[Exercise materials]

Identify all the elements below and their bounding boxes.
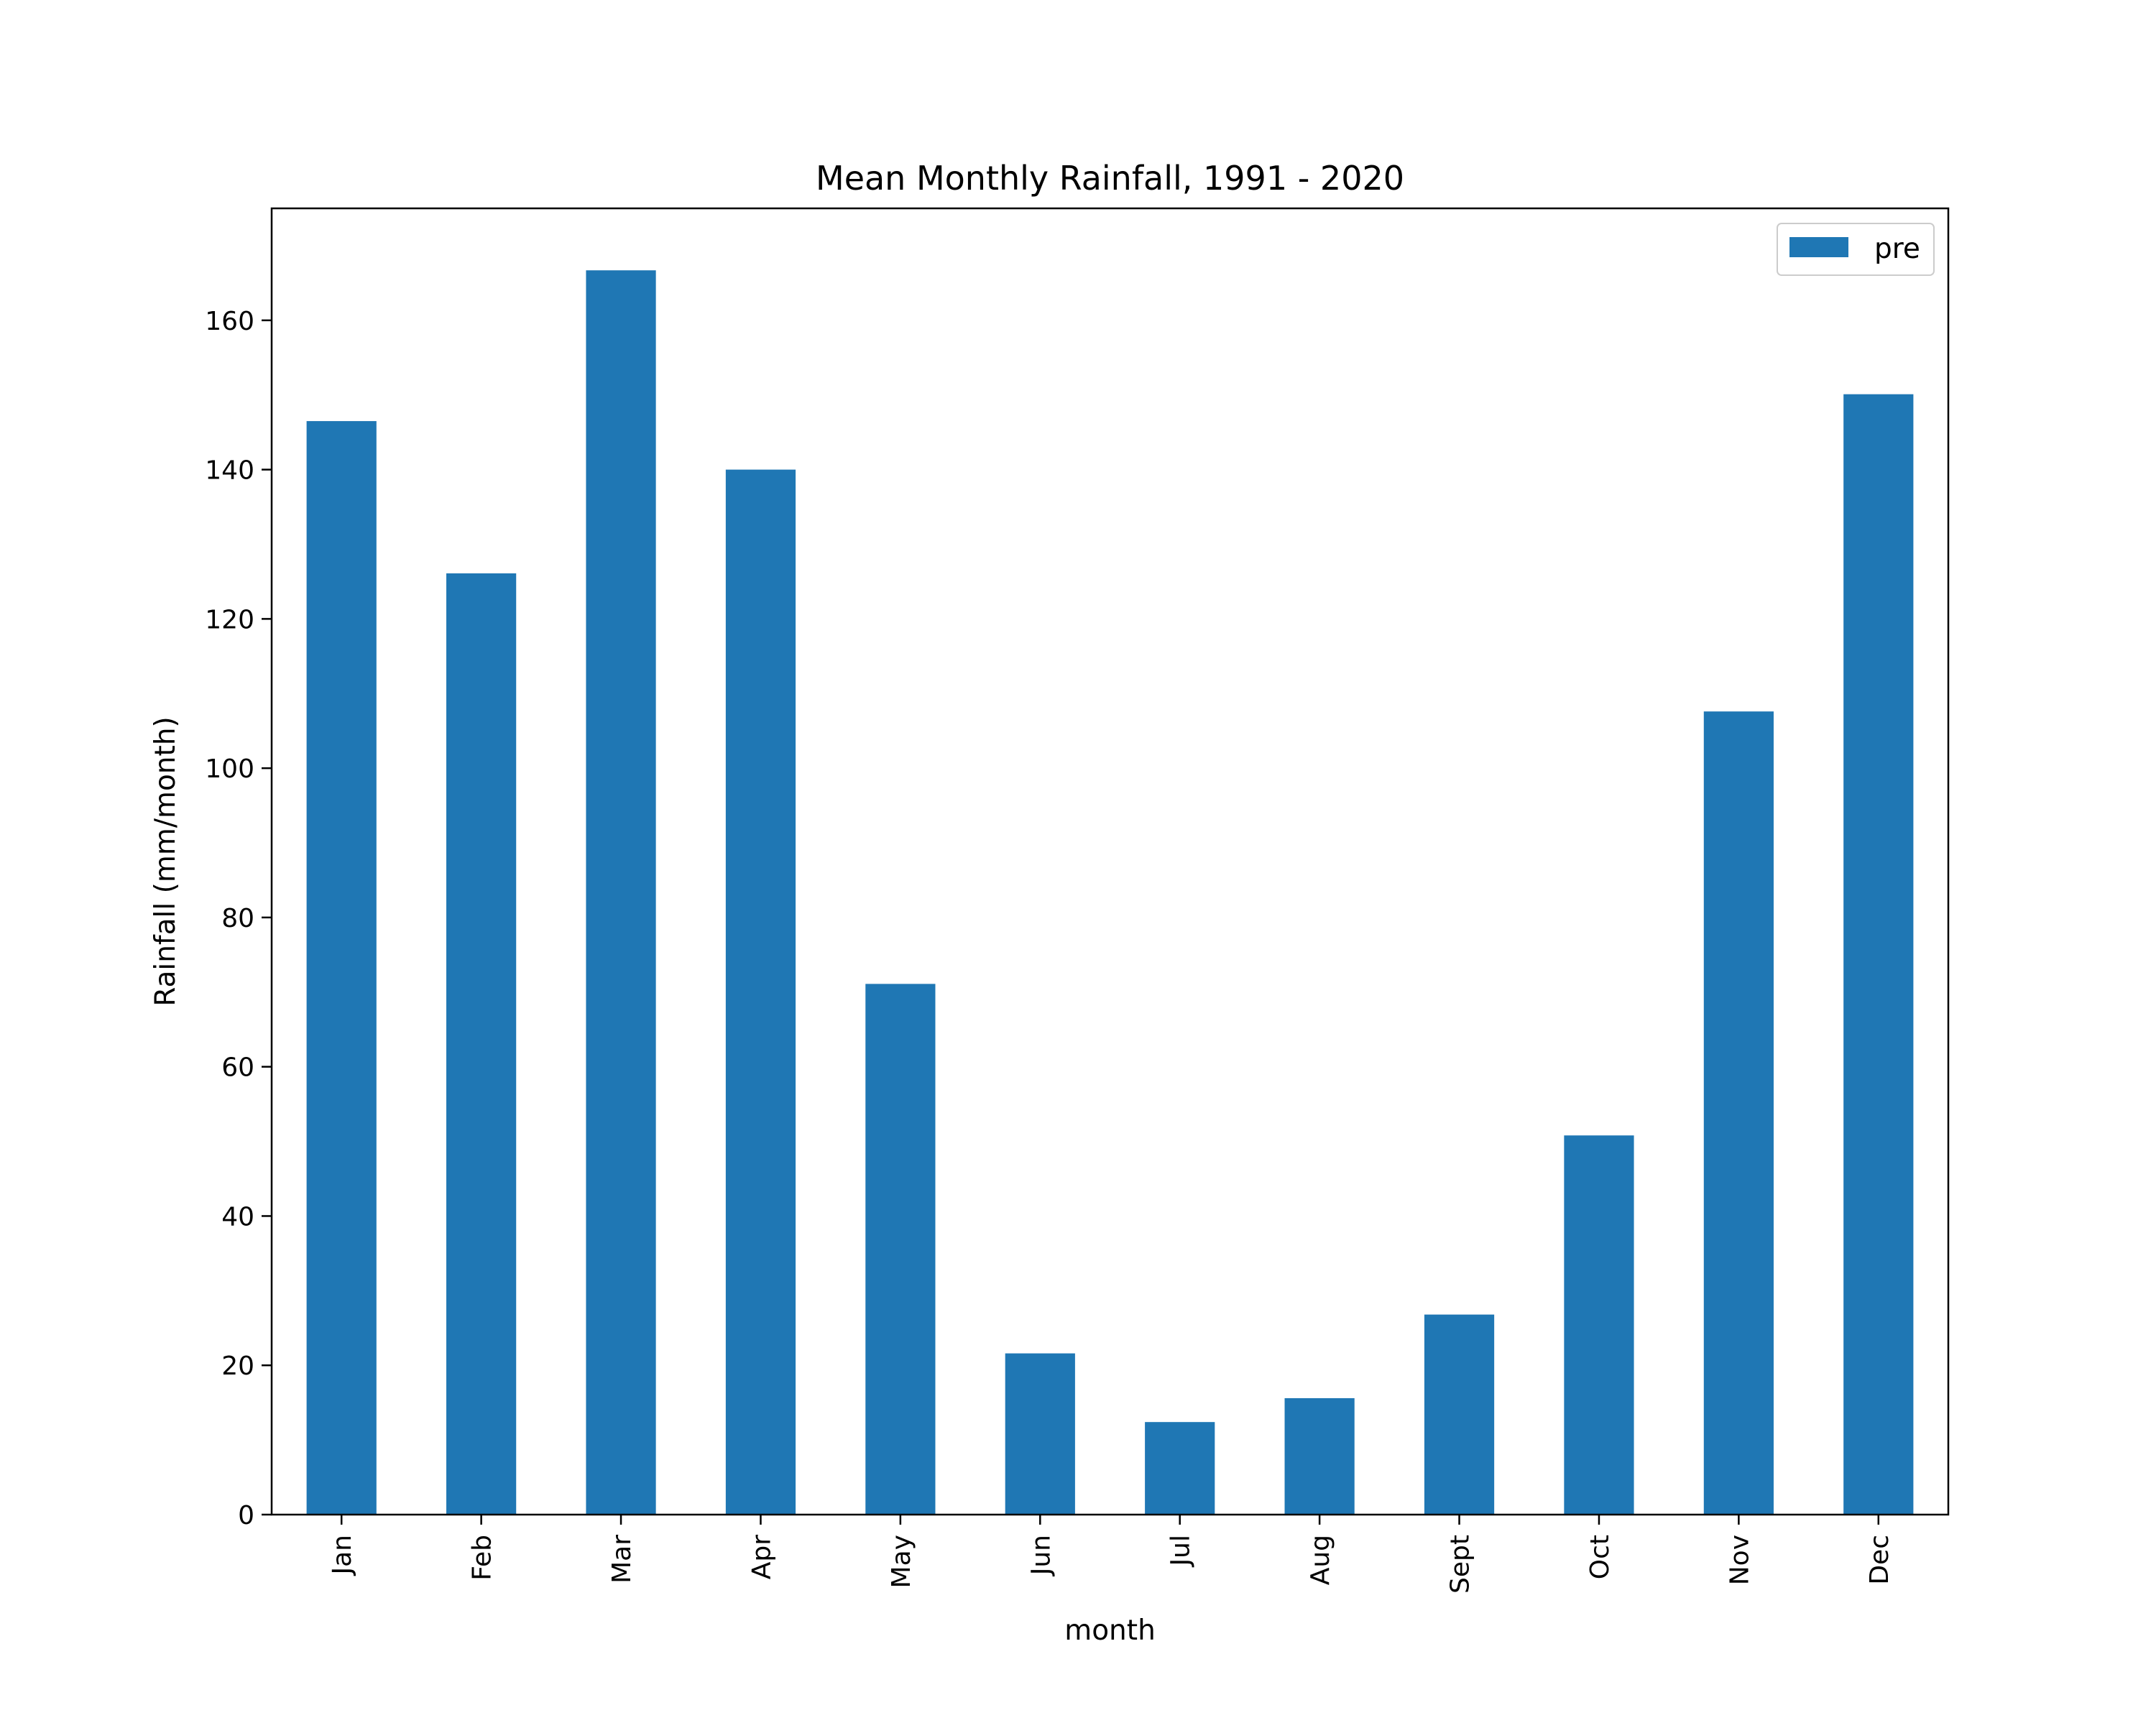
x-tick-label: Apr [747,1535,776,1579]
y-tick-label: 80 [221,904,254,933]
y-axis: 0 20 40 60 80 100 120 140 160 [205,307,272,1530]
x-tick-label: Jul [1166,1535,1196,1567]
y-tick-label: 60 [221,1053,254,1083]
bar-nov [1703,711,1774,1515]
bars-group [306,270,1914,1515]
bar-dec [1843,394,1914,1515]
y-tick-label: 0 [238,1501,254,1530]
y-tick-label: 160 [205,307,254,336]
x-tick-label: Feb [468,1535,497,1581]
x-tick-label: Aug [1306,1535,1335,1585]
x-tick-label: Jan [328,1535,357,1576]
y-axis-title: Rainfall (mm/month) [149,716,182,1007]
x-axis-title: month [1064,1614,1156,1647]
y-tick-label: 20 [221,1352,254,1381]
chart-title: Mean Monthly Rainfall, 1991 - 2020 [816,159,1404,198]
x-tick-label: Sept [1446,1535,1475,1594]
bar-aug [1284,1397,1355,1515]
legend: pre [1777,223,1935,276]
x-axis: Jan Feb Mar Apr May Jun Jul Aug Sept Oct Nov Dec [328,1515,1894,1594]
y-tick-label: 100 [205,754,254,784]
legend-label: pre [1874,233,1920,265]
bar-feb [446,573,517,1515]
legend-box [1777,223,1935,276]
bar-mar [586,270,656,1515]
x-tick-label: Dec [1865,1535,1894,1585]
bar-jun [1005,1353,1075,1515]
bar-may [865,984,936,1515]
bar-sept [1424,1314,1495,1515]
x-tick-label: May [887,1535,916,1588]
x-tick-label: Oct [1585,1535,1615,1579]
legend-swatch [1789,237,1848,257]
bar-jul [1145,1422,1215,1515]
bar-apr [725,469,796,1515]
y-tick-label: 120 [205,605,254,634]
x-tick-label: Jun [1026,1535,1056,1576]
y-tick-label: 140 [205,456,254,486]
bar-jan [306,421,377,1515]
x-tick-label: Nov [1725,1535,1754,1585]
plot-frame [270,207,1950,1516]
x-tick-label: Mar [607,1535,637,1584]
y-tick-label: 40 [221,1202,254,1232]
bar-oct [1564,1135,1634,1515]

[Written exercise] Pick out each line from the rows above that contains the string "title".

[Exercise output]
y-axis-title: Rainfall (mm/month) [149,716,182,1007]
x-axis-title: month [1064,1614,1156,1647]
chart-title: Mean Monthly Rainfall, 1991 - 2020 [816,159,1404,198]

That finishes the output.